Extracted records:
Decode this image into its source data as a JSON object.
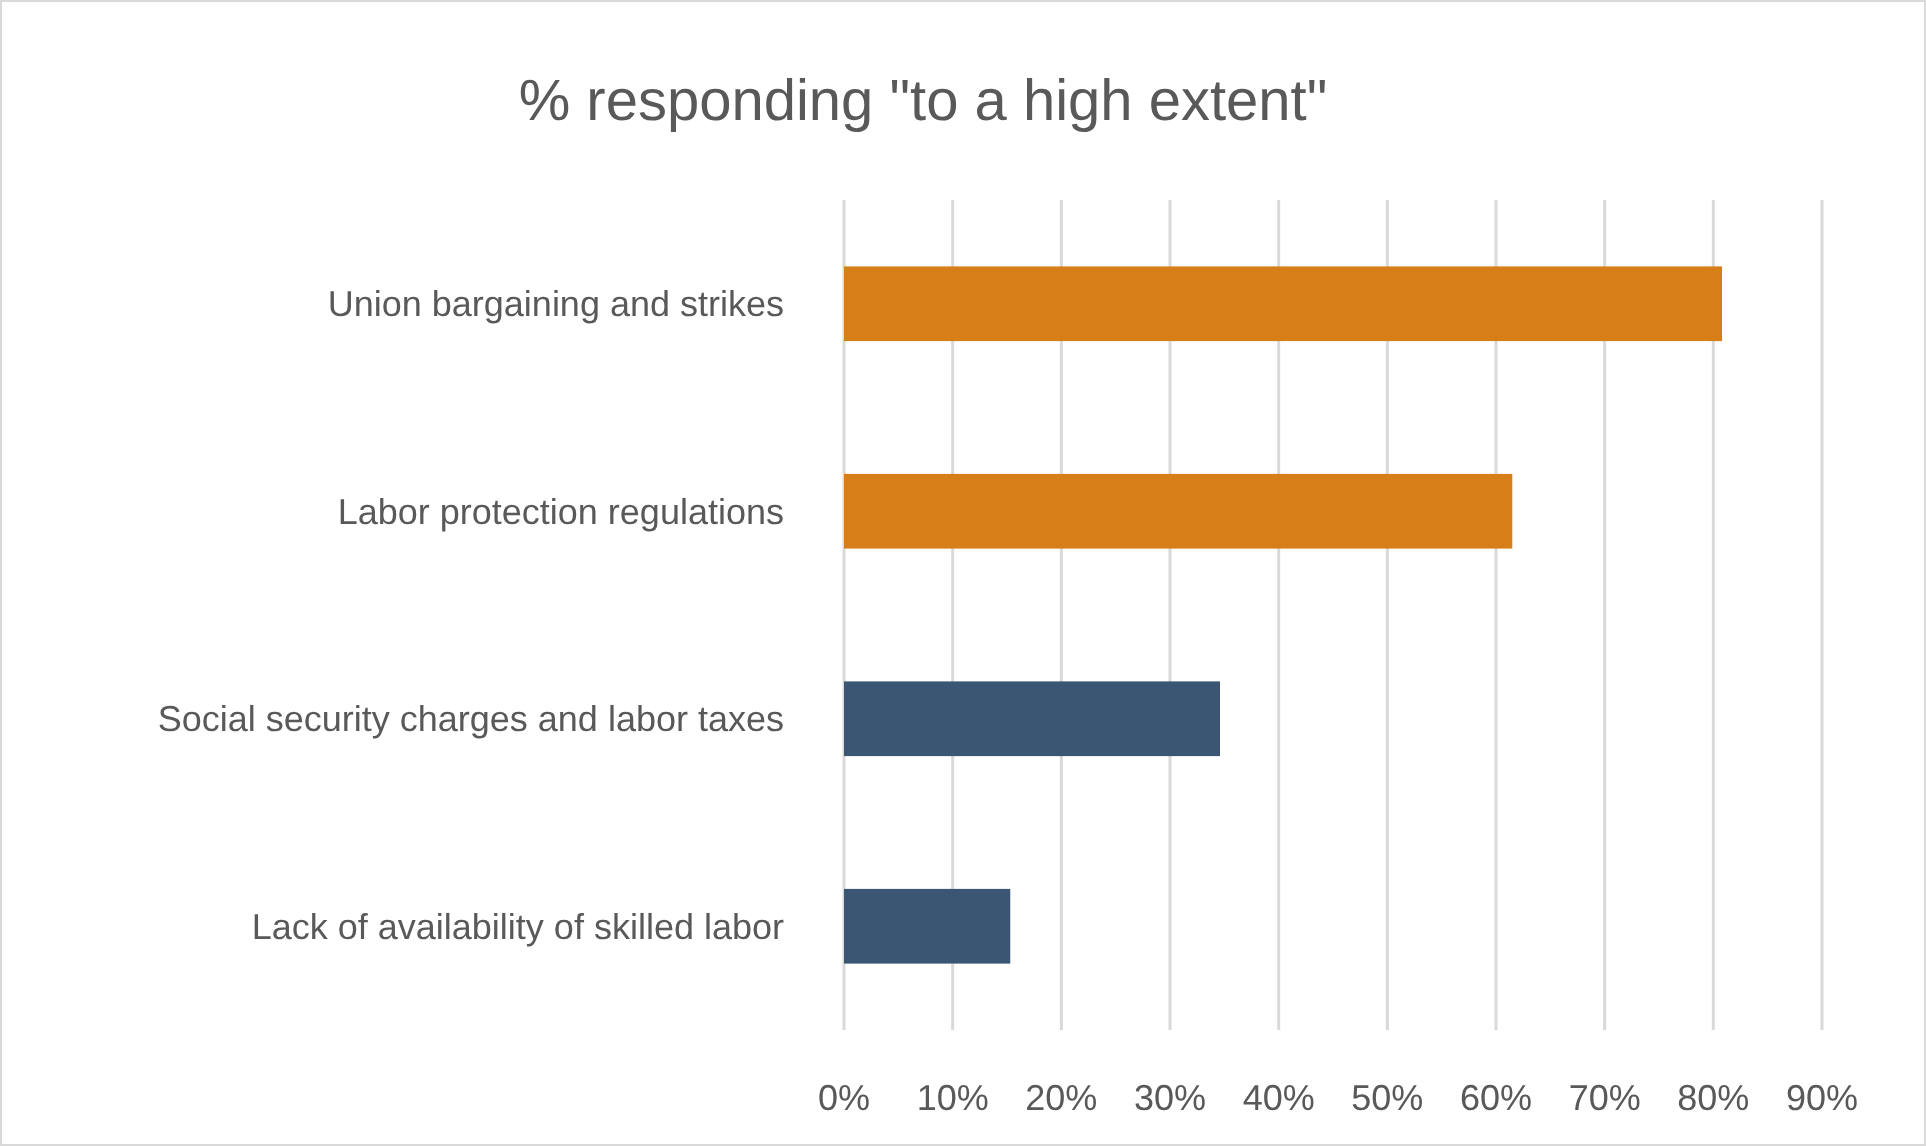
{
  "chart_data": {
    "type": "bar",
    "orientation": "horizontal",
    "title": "% responding \"to a high extent\"",
    "categories": [
      "Union bargaining and strikes",
      "Labor protection regulations",
      "Social security charges and labor taxes",
      "Lack of availability of skilled labor"
    ],
    "values": [
      80.8,
      61.5,
      34.6,
      15.3
    ],
    "colors": [
      "#d67e17",
      "#d67e17",
      "#3a5672",
      "#3a5672"
    ],
    "xlim": [
      0,
      90
    ],
    "xticks": [
      {
        "value": 0,
        "label": "0%"
      },
      {
        "value": 10,
        "label": "10%"
      },
      {
        "value": 20,
        "label": "20%"
      },
      {
        "value": 30,
        "label": "30%"
      },
      {
        "value": 40,
        "label": "40%"
      },
      {
        "value": 50,
        "label": "50%"
      },
      {
        "value": 60,
        "label": "60%"
      },
      {
        "value": 70,
        "label": "70%"
      },
      {
        "value": 80,
        "label": "80%"
      },
      {
        "value": 90,
        "label": "90%"
      }
    ],
    "grid": "x"
  }
}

### INSTRUCTION
Filter for "label". Return all lines that hold it.

### RESULT OF THE EXERCISE
        "label": "0%"
        "label": "10%"
        "label": "20%"
        "label": "30%"
        "label": "40%"
        "label": "50%"
        "label": "60%"
        "label": "70%"
        "label": "80%"
        "label": "90%"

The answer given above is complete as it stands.